Entries supplied:
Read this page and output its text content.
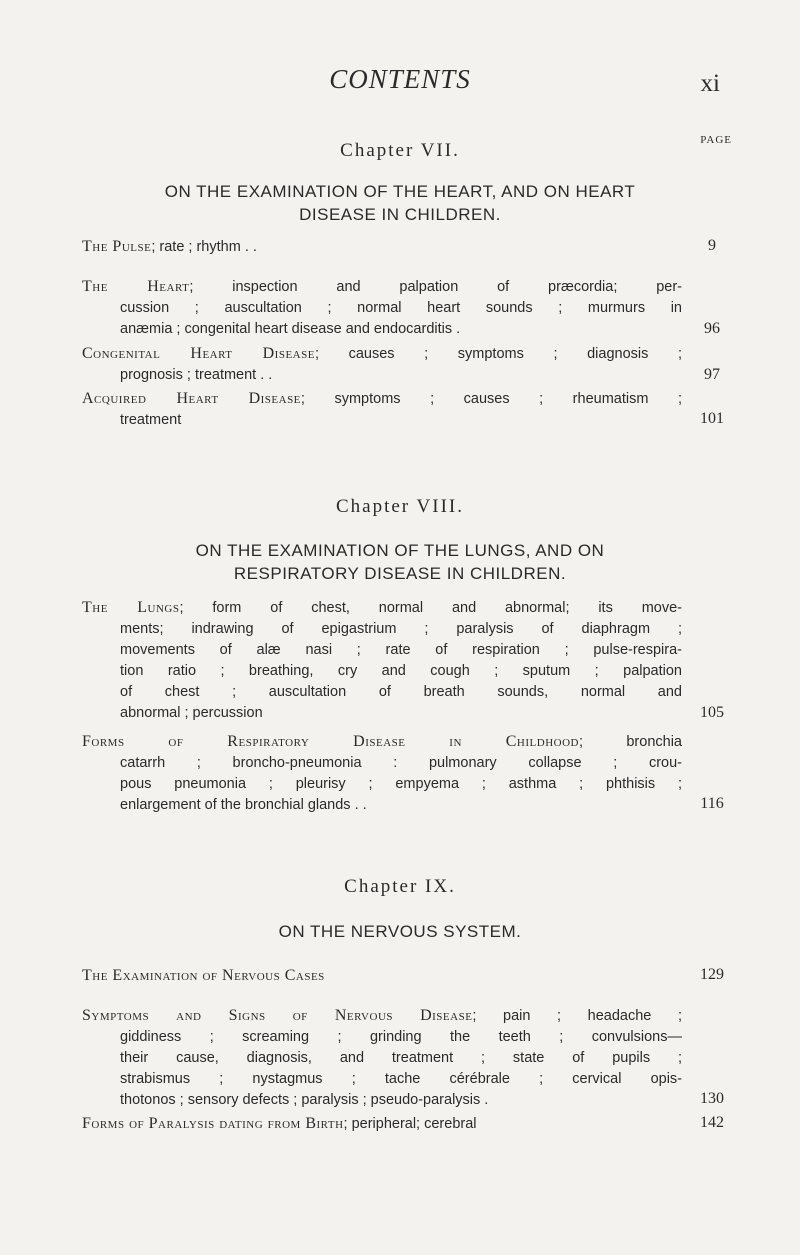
CONTENTS	xi
PAGE
Chapter VII.
ON THE EXAMINATION OF THE HEART, AND ON HEART
DISEASE IN CHILDREN.
The Pulse; rate ; rhythm . .	9
The Heart; inspection and palpation of præcordia; per-
cussion ; auscultation ; normal heart sounds ; murmurs in
anæmia ; congenital heart disease and endocarditis .	96
Congenital Heart Disease; causes ; symptoms ; diagnosis ;
prognosis ; treatment . .	97
Acquired Heart Disease; symptoms ; causes ; rheumatism ;
treatment	101
Chapter VIII.
ON THE EXAMINATION OF THE LUNGS, AND ON
RESPIRATORY DISEASE IN CHILDREN.
The Lungs; form of chest, normal and abnormal; its move-
ments; indrawing of epigastrium ; paralysis of diaphragm ;
movements of alæ nasi ; rate of respiration ; pulse-respira-
tion ratio ; breathing, cry and cough ; sputum ; palpation
of chest ; auscultation of breath sounds, normal and
abnormal ; percussion	105
Forms of Respiratory Disease in Childhood; bronchia
catarrh ; broncho-pneumonia : pulmonary collapse ; crou-
pous pneumonia ; pleurisy ; empyema ; asthma ; phthisis ;
enlargement of the bronchial glands . .	116
Chapter IX.
ON THE NERVOUS SYSTEM.
The Examination of Nervous Cases	129
Symptoms and Signs of Nervous Disease; pain ; headache ;
giddiness ; screaming ; grinding the teeth ; convulsions—
their cause, diagnosis, and treatment ; state of pupils ;
strabismus ; nystagmus ; tache cérébrale ; cervical opis-
thotonos ; sensory defects ; paralysis ; pseudo-paralysis .	130
Forms of Paralysis dating from Birth; peripheral; cerebral	142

Set task: Write only the number of lines that include "Chapter".

Full output: 3